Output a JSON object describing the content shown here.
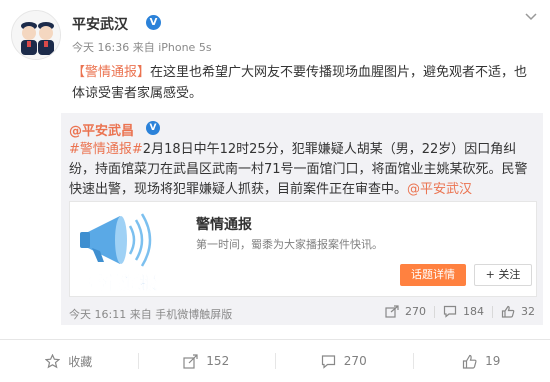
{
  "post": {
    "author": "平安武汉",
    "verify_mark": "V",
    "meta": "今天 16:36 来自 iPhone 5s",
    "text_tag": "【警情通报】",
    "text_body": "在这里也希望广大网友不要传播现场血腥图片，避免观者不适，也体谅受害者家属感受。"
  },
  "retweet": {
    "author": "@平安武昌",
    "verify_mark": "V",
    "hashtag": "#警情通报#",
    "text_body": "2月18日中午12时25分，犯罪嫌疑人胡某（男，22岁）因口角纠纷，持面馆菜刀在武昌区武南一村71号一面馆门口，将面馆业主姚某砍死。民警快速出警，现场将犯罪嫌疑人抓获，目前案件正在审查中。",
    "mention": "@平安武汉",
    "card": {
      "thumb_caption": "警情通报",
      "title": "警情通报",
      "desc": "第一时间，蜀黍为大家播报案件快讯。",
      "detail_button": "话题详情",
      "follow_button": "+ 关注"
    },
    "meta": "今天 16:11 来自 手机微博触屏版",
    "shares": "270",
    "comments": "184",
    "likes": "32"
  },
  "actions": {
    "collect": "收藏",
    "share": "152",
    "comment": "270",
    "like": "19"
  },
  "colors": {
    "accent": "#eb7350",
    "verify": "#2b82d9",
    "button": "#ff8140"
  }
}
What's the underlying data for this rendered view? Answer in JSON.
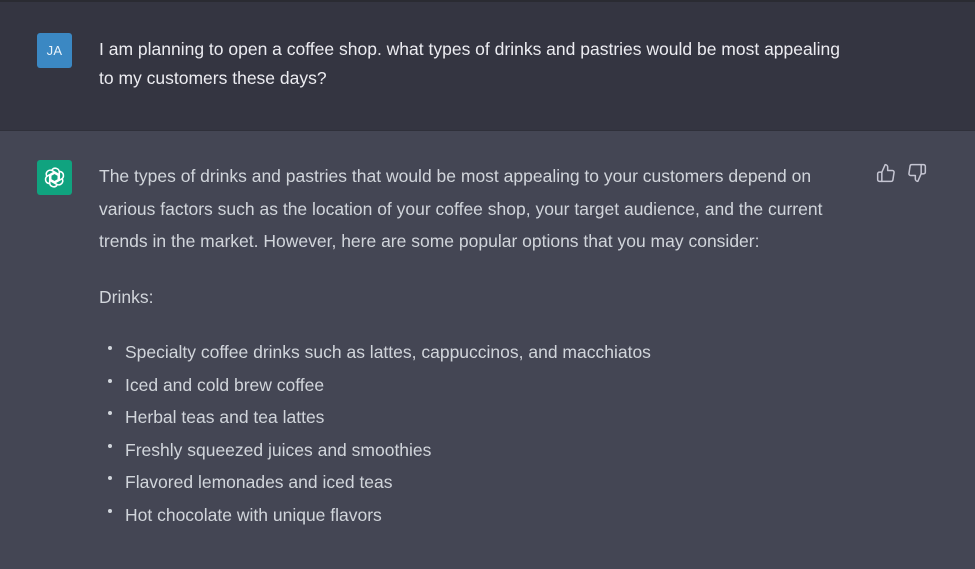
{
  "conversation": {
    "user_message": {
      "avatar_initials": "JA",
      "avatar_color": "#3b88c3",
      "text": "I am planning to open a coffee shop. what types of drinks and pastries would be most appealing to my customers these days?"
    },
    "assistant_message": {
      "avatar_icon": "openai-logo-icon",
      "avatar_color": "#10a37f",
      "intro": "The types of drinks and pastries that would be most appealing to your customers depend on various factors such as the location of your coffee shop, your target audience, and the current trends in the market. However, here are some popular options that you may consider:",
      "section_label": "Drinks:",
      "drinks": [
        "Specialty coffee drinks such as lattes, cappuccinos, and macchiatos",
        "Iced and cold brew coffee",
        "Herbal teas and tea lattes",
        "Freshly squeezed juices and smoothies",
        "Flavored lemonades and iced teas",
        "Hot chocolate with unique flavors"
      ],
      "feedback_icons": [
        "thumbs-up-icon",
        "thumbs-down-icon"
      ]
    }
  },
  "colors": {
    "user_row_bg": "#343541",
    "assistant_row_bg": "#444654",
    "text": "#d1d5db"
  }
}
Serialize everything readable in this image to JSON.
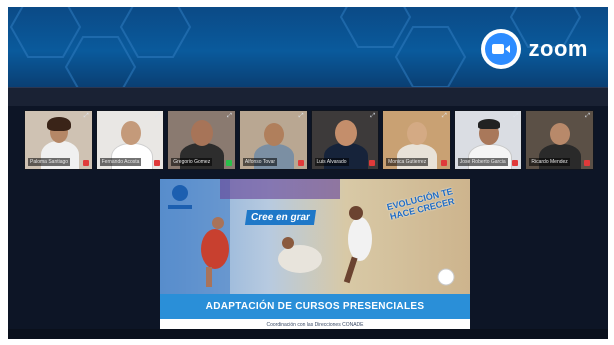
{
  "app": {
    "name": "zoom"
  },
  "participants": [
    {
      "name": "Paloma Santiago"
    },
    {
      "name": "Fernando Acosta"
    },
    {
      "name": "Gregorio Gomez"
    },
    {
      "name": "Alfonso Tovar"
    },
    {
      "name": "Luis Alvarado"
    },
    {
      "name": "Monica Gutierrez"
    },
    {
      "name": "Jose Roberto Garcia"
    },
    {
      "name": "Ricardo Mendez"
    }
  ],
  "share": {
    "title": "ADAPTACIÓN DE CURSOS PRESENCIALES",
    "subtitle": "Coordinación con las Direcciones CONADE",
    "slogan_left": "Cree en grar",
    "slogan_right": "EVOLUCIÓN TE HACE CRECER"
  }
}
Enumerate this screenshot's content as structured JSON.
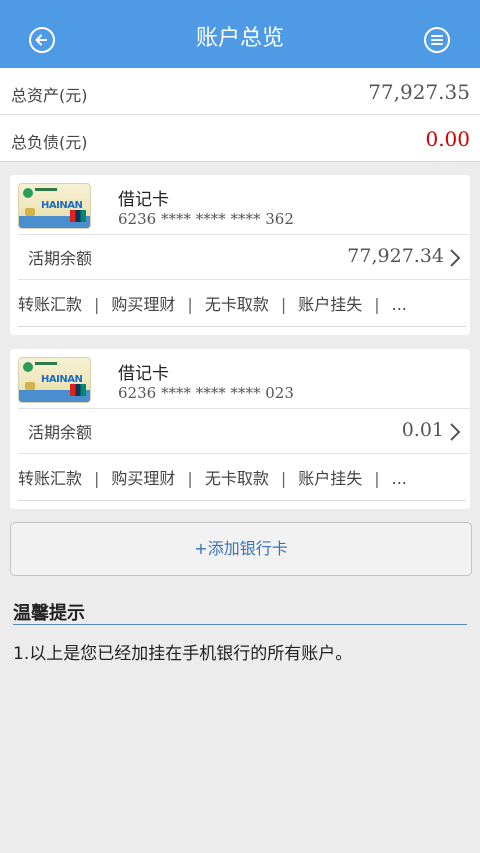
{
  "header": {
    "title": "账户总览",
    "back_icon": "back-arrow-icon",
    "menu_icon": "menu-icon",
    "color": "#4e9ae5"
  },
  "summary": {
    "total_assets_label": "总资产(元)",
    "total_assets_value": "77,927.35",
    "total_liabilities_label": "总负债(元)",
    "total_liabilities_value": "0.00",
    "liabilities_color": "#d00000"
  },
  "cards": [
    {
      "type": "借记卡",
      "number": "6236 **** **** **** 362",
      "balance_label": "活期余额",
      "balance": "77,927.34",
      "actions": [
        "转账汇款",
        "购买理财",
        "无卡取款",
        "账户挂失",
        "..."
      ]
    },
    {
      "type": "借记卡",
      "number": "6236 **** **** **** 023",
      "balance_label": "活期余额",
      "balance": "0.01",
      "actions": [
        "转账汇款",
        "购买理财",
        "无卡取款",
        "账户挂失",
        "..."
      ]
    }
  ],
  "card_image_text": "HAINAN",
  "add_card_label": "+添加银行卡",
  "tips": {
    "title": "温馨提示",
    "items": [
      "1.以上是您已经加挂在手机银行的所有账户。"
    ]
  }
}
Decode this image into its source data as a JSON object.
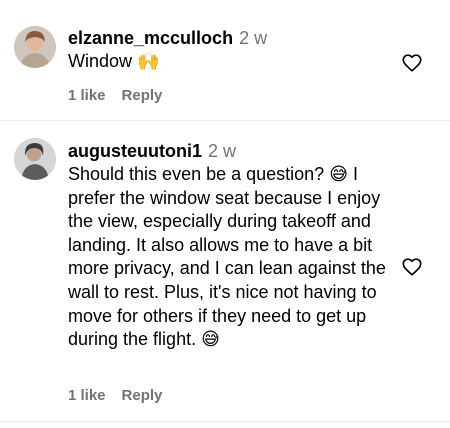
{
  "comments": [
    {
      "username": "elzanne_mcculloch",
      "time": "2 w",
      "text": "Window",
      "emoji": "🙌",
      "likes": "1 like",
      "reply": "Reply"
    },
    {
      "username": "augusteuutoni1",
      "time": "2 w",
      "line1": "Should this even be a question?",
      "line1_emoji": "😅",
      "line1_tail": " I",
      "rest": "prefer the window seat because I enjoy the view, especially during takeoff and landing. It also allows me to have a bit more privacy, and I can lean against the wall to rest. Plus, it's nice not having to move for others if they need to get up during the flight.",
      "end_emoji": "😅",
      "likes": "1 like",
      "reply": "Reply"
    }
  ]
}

● Required task
Extract the text of all the records above verbatim, excluding pictures.

● Solution
Output a JSON object describing the content shown here.
{
  "post": {
    "author": "平安武汉",
    "verify_mark": "V",
    "meta": "今天 16:36 来自 iPhone 5s",
    "text_tag": "【警情通报】",
    "text_body": "在这里也希望广大网友不要传播现场血腥图片，避免观者不适，也体谅受害者家属感受。"
  },
  "retweet": {
    "author": "@平安武昌",
    "verify_mark": "V",
    "hashtag": "#警情通报#",
    "text_body": "2月18日中午12时25分，犯罪嫌疑人胡某（男，22岁）因口角纠纷，持面馆菜刀在武昌区武南一村71号一面馆门口，将面馆业主姚某砍死。民警快速出警，现场将犯罪嫌疑人抓获，目前案件正在审查中。",
    "mention": "@平安武汉",
    "card": {
      "thumb_caption": "警情通报",
      "title": "警情通报",
      "desc": "第一时间，蜀黍为大家播报案件快讯。",
      "detail_button": "话题详情",
      "follow_button": "+ 关注"
    },
    "meta": "今天 16:11 来自 手机微博触屏版",
    "shares": "270",
    "comments": "184",
    "likes": "32"
  },
  "actions": {
    "collect": "收藏",
    "share": "152",
    "comment": "270",
    "like": "19"
  },
  "colors": {
    "accent": "#eb7350",
    "verify": "#2b82d9",
    "button": "#ff8140"
  }
}
What's the underlying data for this rendered view? Answer in JSON.
{
  "conversation": {
    "user_message": {
      "avatar_initials": "JA",
      "avatar_color": "#3b88c3",
      "text": "I am planning to open a coffee shop. what types of drinks and pastries would be most appealing to my customers these days?"
    },
    "assistant_message": {
      "avatar_icon": "openai-logo-icon",
      "avatar_color": "#10a37f",
      "intro": "The types of drinks and pastries that would be most appealing to your customers depend on various factors such as the location of your coffee shop, your target audience, and the current trends in the market. However, here are some popular options that you may consider:",
      "section_label": "Drinks:",
      "drinks": [
        "Specialty coffee drinks such as lattes, cappuccinos, and macchiatos",
        "Iced and cold brew coffee",
        "Herbal teas and tea lattes",
        "Freshly squeezed juices and smoothies",
        "Flavored lemonades and iced teas",
        "Hot chocolate with unique flavors"
      ],
      "feedback_icons": [
        "thumbs-up-icon",
        "thumbs-down-icon"
      ]
    }
  },
  "colors": {
    "user_row_bg": "#343541",
    "assistant_row_bg": "#444654",
    "text": "#d1d5db"
  }
}
Serialize everything readable in this image to JSON.
{
  "app": {
    "name": "zoom"
  },
  "participants": [
    {
      "name": "Paloma Santiago"
    },
    {
      "name": "Fernando Acosta"
    },
    {
      "name": "Gregorio Gomez"
    },
    {
      "name": "Alfonso Tovar"
    },
    {
      "name": "Luis Alvarado"
    },
    {
      "name": "Monica Gutierrez"
    },
    {
      "name": "Jose Roberto Garcia"
    },
    {
      "name": "Ricardo Mendez"
    }
  ],
  "share": {
    "title": "ADAPTACIÓN DE CURSOS PRESENCIALES",
    "subtitle": "Coordinación con las Direcciones CONADE",
    "slogan_left": "Cree en grar",
    "slogan_right": "EVOLUCIÓN TE HACE CRECER"
  }
}
Enumerate this screenshot's content as structured JSON.
{
  "header": {
    "title": "账户总览",
    "back_icon": "back-arrow-icon",
    "menu_icon": "menu-icon",
    "color": "#4e9ae5"
  },
  "summary": {
    "total_assets_label": "总资产(元)",
    "total_assets_value": "77,927.35",
    "total_liabilities_label": "总负债(元)",
    "total_liabilities_value": "0.00",
    "liabilities_color": "#d00000"
  },
  "cards": [
    {
      "type": "借记卡",
      "number": "6236 **** **** **** 362",
      "balance_label": "活期余额",
      "balance": "77,927.34",
      "actions": [
        "转账汇款",
        "购买理财",
        "无卡取款",
        "账户挂失",
        "..."
      ]
    },
    {
      "type": "借记卡",
      "number": "6236 **** **** **** 023",
      "balance_label": "活期余额",
      "balance": "0.01",
      "actions": [
        "转账汇款",
        "购买理财",
        "无卡取款",
        "账户挂失",
        "..."
      ]
    }
  ],
  "card_image_text": "HAINAN",
  "add_card_label": "+添加银行卡",
  "tips": {
    "title": "温馨提示",
    "items": [
      "1.以上是您已经加挂在手机银行的所有账户。"
    ]
  }
}
Decode this image into its source data as a JSON object.
{
  "comments": [
    {
      "username": "elzanne_mcculloch",
      "time": "2 w",
      "text": "Window",
      "emoji": "🙌",
      "likes": "1 like",
      "reply": "Reply"
    },
    {
      "username": "augusteuutoni1",
      "time": "2 w",
      "line1": "Should this even be a question?",
      "line1_emoji": "😅",
      "line1_tail": " I",
      "rest": "prefer the window seat because I enjoy the view, especially during takeoff and landing. It also allows me to have a bit more privacy, and I can lean against the wall to rest. Plus, it's nice not having to move for others if they need to get up during the flight.",
      "end_emoji": "😅",
      "likes": "1 like",
      "reply": "Reply"
    }
  ]
}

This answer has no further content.